Information supplied —
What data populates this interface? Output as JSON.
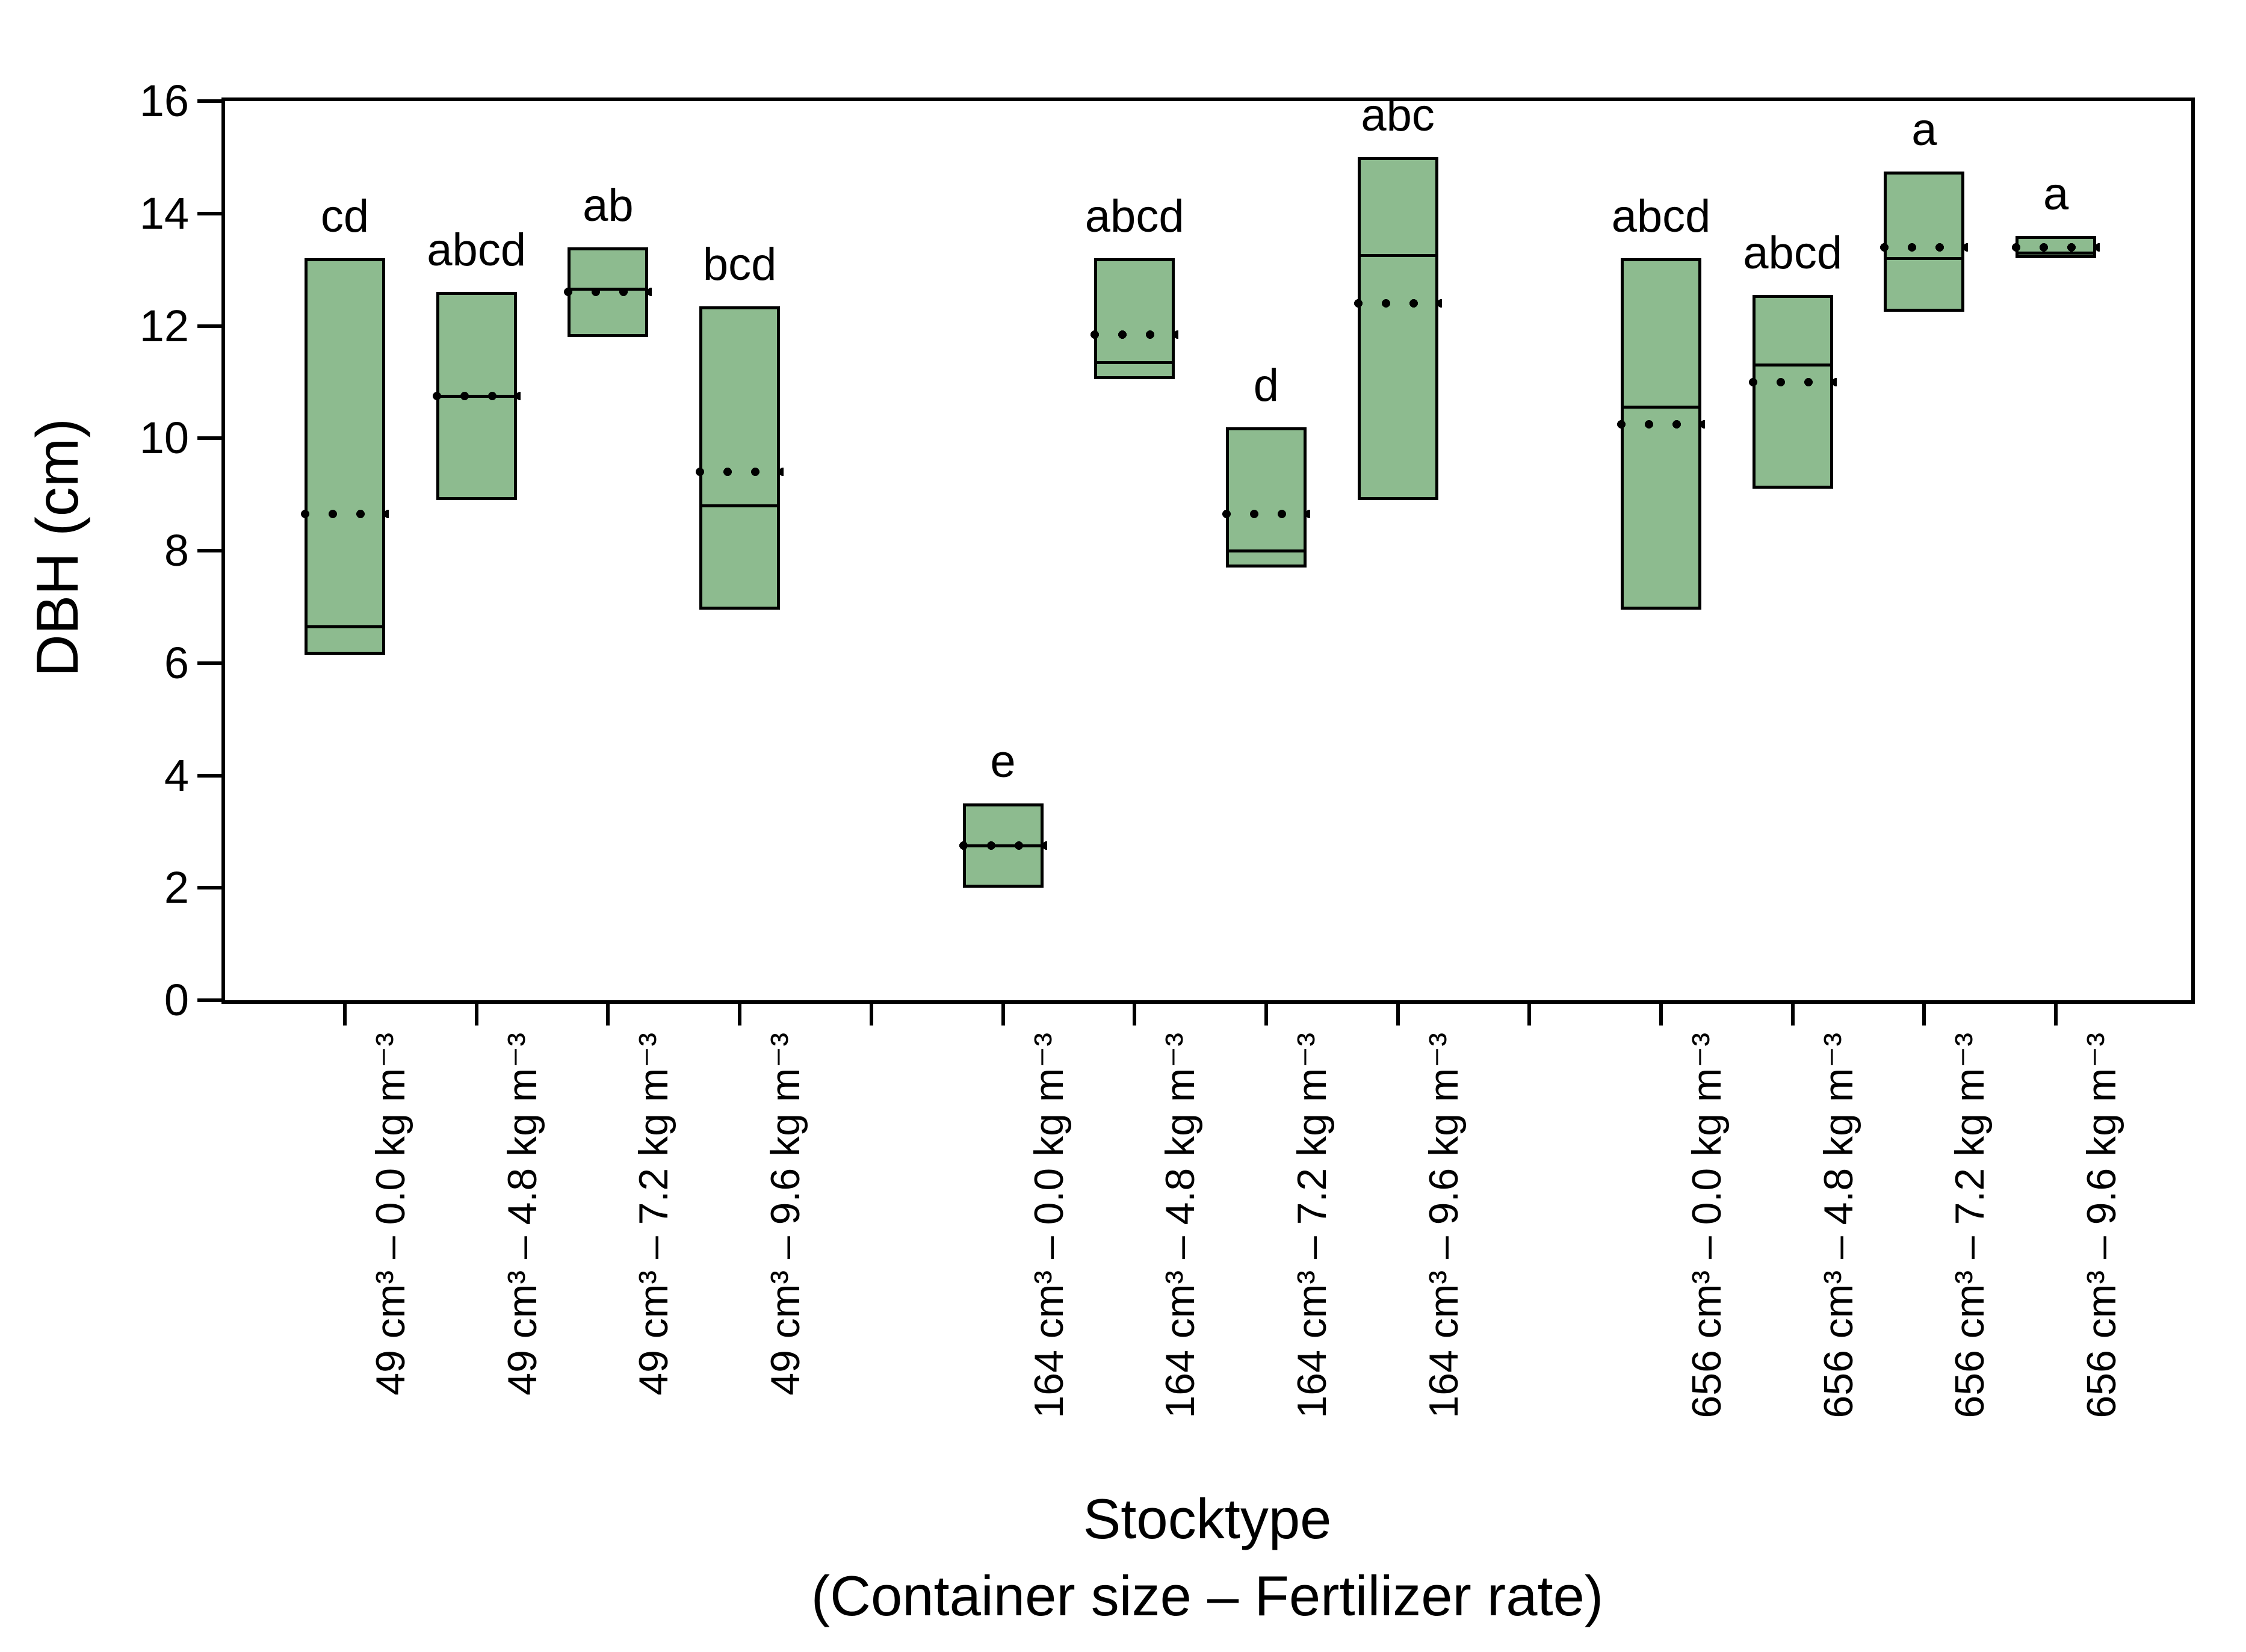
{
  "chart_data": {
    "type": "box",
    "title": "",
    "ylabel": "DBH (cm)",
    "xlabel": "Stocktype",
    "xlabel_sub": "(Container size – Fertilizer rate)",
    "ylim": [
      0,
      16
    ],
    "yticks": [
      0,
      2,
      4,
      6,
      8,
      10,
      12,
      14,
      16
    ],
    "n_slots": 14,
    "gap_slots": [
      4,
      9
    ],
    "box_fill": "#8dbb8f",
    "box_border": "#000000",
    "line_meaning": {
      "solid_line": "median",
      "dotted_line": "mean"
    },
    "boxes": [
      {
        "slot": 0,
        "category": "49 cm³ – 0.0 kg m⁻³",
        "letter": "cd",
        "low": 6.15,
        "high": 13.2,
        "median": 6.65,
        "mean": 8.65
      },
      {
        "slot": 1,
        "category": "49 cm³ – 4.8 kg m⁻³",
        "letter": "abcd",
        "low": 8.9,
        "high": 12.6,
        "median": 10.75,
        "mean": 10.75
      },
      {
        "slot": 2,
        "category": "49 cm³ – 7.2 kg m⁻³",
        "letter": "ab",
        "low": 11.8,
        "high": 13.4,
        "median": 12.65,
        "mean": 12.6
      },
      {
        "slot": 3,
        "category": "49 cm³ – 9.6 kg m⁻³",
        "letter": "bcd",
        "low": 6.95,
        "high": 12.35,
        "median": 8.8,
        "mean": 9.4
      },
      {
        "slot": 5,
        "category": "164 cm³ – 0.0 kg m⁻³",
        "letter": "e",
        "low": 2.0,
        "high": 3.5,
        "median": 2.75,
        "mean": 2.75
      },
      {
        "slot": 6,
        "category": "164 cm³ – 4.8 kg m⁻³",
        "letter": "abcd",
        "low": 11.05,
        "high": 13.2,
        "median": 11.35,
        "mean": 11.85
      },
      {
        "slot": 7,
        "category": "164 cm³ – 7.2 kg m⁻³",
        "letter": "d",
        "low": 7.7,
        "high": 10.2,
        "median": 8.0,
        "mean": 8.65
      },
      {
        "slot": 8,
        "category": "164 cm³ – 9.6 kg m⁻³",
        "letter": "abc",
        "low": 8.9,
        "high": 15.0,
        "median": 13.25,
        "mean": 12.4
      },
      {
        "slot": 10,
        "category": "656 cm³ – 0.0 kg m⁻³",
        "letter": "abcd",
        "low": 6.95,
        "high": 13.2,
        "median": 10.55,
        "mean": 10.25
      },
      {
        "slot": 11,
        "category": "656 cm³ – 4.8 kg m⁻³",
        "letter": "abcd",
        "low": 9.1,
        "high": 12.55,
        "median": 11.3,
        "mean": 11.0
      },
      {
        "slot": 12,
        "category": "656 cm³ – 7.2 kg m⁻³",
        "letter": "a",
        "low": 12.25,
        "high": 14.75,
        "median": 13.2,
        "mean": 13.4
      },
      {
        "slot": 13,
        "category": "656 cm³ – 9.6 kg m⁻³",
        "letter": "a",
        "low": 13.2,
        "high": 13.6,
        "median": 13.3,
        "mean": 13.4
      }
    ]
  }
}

Exercise task —
Repeat the records above exactly, leaving out the pictures.

Output for this task —
What data populates this interface? Output as JSON.
{
  "chart_data": {
    "type": "box",
    "title": "",
    "ylabel": "DBH (cm)",
    "xlabel": "Stocktype",
    "xlabel_sub": "(Container size – Fertilizer rate)",
    "ylim": [
      0,
      16
    ],
    "yticks": [
      0,
      2,
      4,
      6,
      8,
      10,
      12,
      14,
      16
    ],
    "n_slots": 14,
    "gap_slots": [
      4,
      9
    ],
    "box_fill": "#8dbb8f",
    "box_border": "#000000",
    "line_meaning": {
      "solid_line": "median",
      "dotted_line": "mean"
    },
    "boxes": [
      {
        "slot": 0,
        "category": "49 cm³ – 0.0 kg m⁻³",
        "letter": "cd",
        "low": 6.15,
        "high": 13.2,
        "median": 6.65,
        "mean": 8.65
      },
      {
        "slot": 1,
        "category": "49 cm³ – 4.8 kg m⁻³",
        "letter": "abcd",
        "low": 8.9,
        "high": 12.6,
        "median": 10.75,
        "mean": 10.75
      },
      {
        "slot": 2,
        "category": "49 cm³ – 7.2 kg m⁻³",
        "letter": "ab",
        "low": 11.8,
        "high": 13.4,
        "median": 12.65,
        "mean": 12.6
      },
      {
        "slot": 3,
        "category": "49 cm³ – 9.6 kg m⁻³",
        "letter": "bcd",
        "low": 6.95,
        "high": 12.35,
        "median": 8.8,
        "mean": 9.4
      },
      {
        "slot": 5,
        "category": "164 cm³ – 0.0 kg m⁻³",
        "letter": "e",
        "low": 2.0,
        "high": 3.5,
        "median": 2.75,
        "mean": 2.75
      },
      {
        "slot": 6,
        "category": "164 cm³ – 4.8 kg m⁻³",
        "letter": "abcd",
        "low": 11.05,
        "high": 13.2,
        "median": 11.35,
        "mean": 11.85
      },
      {
        "slot": 7,
        "category": "164 cm³ – 7.2 kg m⁻³",
        "letter": "d",
        "low": 7.7,
        "high": 10.2,
        "median": 8.0,
        "mean": 8.65
      },
      {
        "slot": 8,
        "category": "164 cm³ – 9.6 kg m⁻³",
        "letter": "abc",
        "low": 8.9,
        "high": 15.0,
        "median": 13.25,
        "mean": 12.4
      },
      {
        "slot": 10,
        "category": "656 cm³ – 0.0 kg m⁻³",
        "letter": "abcd",
        "low": 6.95,
        "high": 13.2,
        "median": 10.55,
        "mean": 10.25
      },
      {
        "slot": 11,
        "category": "656 cm³ – 4.8 kg m⁻³",
        "letter": "abcd",
        "low": 9.1,
        "high": 12.55,
        "median": 11.3,
        "mean": 11.0
      },
      {
        "slot": 12,
        "category": "656 cm³ – 7.2 kg m⁻³",
        "letter": "a",
        "low": 12.25,
        "high": 14.75,
        "median": 13.2,
        "mean": 13.4
      },
      {
        "slot": 13,
        "category": "656 cm³ – 9.6 kg m⁻³",
        "letter": "a",
        "low": 13.2,
        "high": 13.6,
        "median": 13.3,
        "mean": 13.4
      }
    ]
  }
}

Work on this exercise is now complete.